**What you will do:**
Begin with the line holding "Output the text content of this document." and write out each following line to the end of the data, exactly. Pictures are left out.

# # # # # # #

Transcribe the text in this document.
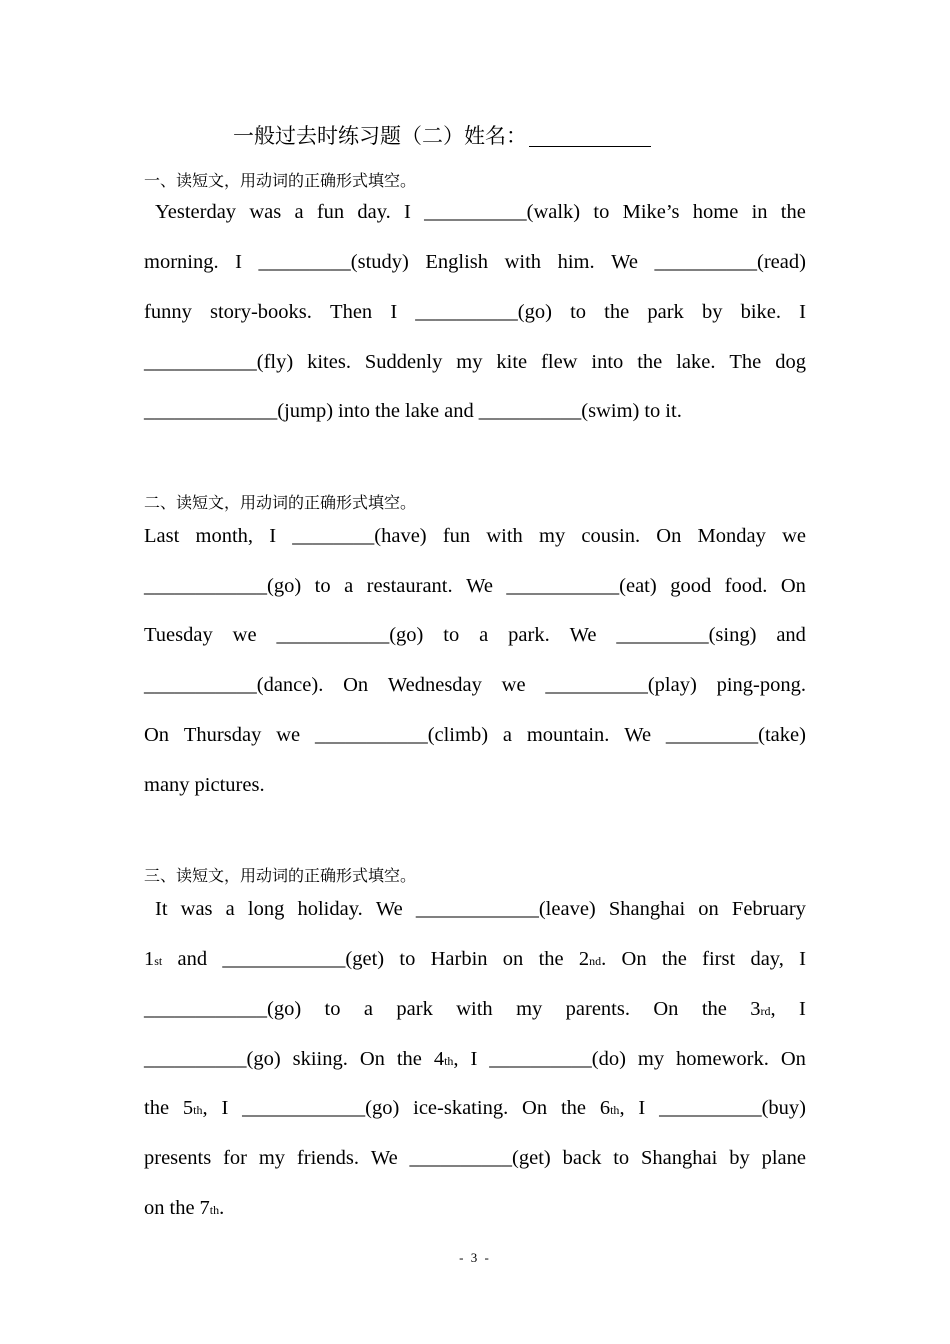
一般过去时练习题（二）姓名：
一、读短文，用动词的正确形式填空。
Yesterday was a fun day. I __________(walk) to Mike’s home in the
morning. I _________(study) English with him. We __________(read)
funny story-books. Then I __________(go) to the park by bike. I
___________(fly) kites. Suddenly my kite flew into the lake. The dog
_____________(jump) into the lake and __________(swim) to it.
二、读短文，用动词的正确形式填空。
Last month, I ________(have) fun with my cousin. On Monday we
____________(go) to a restaurant. We ___________(eat) good food. On
Tuesday we ___________(go) to a park. We _________(sing) and
___________(dance). On Wednesday we __________(play) ping-pong.
On Thursday we ___________(climb) a mountain. We _________(take)
many pictures.
三、读短文，用动词的正确形式填空。
It was a long holiday. We ____________(leave) Shanghai on February
1st and ____________(get) to Harbin on the 2nd. On the first day, I
____________(go) to a park with my parents. On the 3rd, I
__________(go) skiing. On the 4th, I __________(do) my homework. On
the 5th, I ____________(go) ice-skating. On the 6th, I __________(buy)
presents for my friends. We __________(get) back to Shanghai by plane
on the 7th.
- 3 -
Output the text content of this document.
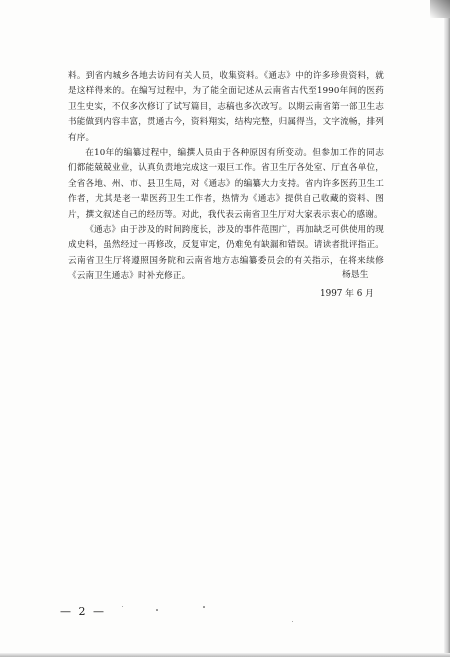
料。到省内城乡各地去访问有关人员，收集资料。《通志》中的许多珍贵资料，就是这样得来的。在编写过程中，为了能全面记述从云南省古代至1990年间的医药卫生史实，不仅多次修订了试写篇目，志稿也多次改写。以期云南省第一部卫生志书能做到内容丰富，贯通古今，资料翔实，结构完整，归属得当，文字流畅，排列有序。

在10年的编纂过程中，编撰人员由于各种原因有所变动。但参加工作的同志们都能兢兢业业，认真负责地完成这一艰巨工作。省卫生厅各处室、厅直各单位，全省各地、州、市、县卫生局，对《通志》的编纂大力支持。省内许多医药卫生工作者，尤其是老一辈医药卫生工作者，热情为《通志》提供自己收藏的资料、图片，撰文叙述自己的经历等。对此，我代表云南省卫生厅对大家表示衷心的感谢。

《通志》由于涉及的时间跨度长，涉及的事件范围广，再加缺乏可供使用的现成史料，虽然经过一再修改，反复审定，仍难免有缺漏和错误。请读者批评指正。云南省卫生厅将遵照国务院和云南省地方志编纂委员会的有关指示，在将来续修《云南卫生通志》时补充修正。	杨恳生
1997 年 6 月
— 2 —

# # # # # # #

**Result for this exercise:**
Output the text content of this document.
料。到省内城乡各地去访问有关人员，收集资料。《通志》中的许多珍贵资料，就是这样得来的。在编写过程中，为了能全面记述从云南省古代至1990年间的医药卫生史实，不仅多次修订了试写篇目，志稿也多次改写。以期云南省第一部卫生志书能做到内容丰富，贯通古今，资料翔实，结构完整，归属得当，文字流畅，排列有序。

在10年的编纂过程中，编撰人员由于各种原因有所变动。但参加工作的同志们都能兢兢业业，认真负责地完成这一艰巨工作。省卫生厅各处室、厅直各单位，全省各地、州、市、县卫生局，对《通志》的编纂大力支持。省内许多医药卫生工作者，尤其是老一辈医药卫生工作者，热情为《通志》提供自己收藏的资料、图片，撰文叙述自己的经历等。对此，我代表云南省卫生厅对大家表示衷心的感谢。

《通志》由于涉及的时间跨度长，涉及的事件范围广，再加缺乏可供使用的现成史料，虽然经过一再修改，反复审定，仍难免有缺漏和错误。请读者批评指正。云南省卫生厅将遵照国务院和云南省地方志编纂委员会的有关指示，在将来续修《云南卫生通志》时补充修正。	杨恳生
1997 年 6 月
— 2 —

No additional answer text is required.